— START Record excerpts —

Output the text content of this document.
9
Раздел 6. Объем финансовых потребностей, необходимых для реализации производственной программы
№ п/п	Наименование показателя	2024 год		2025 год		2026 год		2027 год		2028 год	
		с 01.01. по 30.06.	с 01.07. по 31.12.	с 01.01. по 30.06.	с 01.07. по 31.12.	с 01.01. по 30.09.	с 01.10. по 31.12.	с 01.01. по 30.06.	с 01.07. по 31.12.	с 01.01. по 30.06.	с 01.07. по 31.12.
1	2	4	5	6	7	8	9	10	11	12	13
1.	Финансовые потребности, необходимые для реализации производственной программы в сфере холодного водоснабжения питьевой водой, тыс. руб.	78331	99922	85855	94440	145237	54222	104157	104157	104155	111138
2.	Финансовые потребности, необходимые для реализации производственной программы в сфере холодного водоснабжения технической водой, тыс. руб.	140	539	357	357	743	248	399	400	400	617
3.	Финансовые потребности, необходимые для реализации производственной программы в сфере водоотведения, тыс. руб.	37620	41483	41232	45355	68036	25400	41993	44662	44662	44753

— END Record excerpts —

* _To be done_:
From the entries above, copy every line where the word "холодного" shows up.

* _Exercise output_:
1.	Финансовые потребности, необходимые для реализации производственной программы в сфере холодного водоснабжения питьевой водой, тыс. руб.	78331	99922	85855	94440	145237	54222	104157	104157	104155	111138
2.	Финансовые потребности, необходимые для реализации производственной программы в сфере холодного водоснабжения технической водой, тыс. руб.	140	539	357	357	743	248	399	400	400	617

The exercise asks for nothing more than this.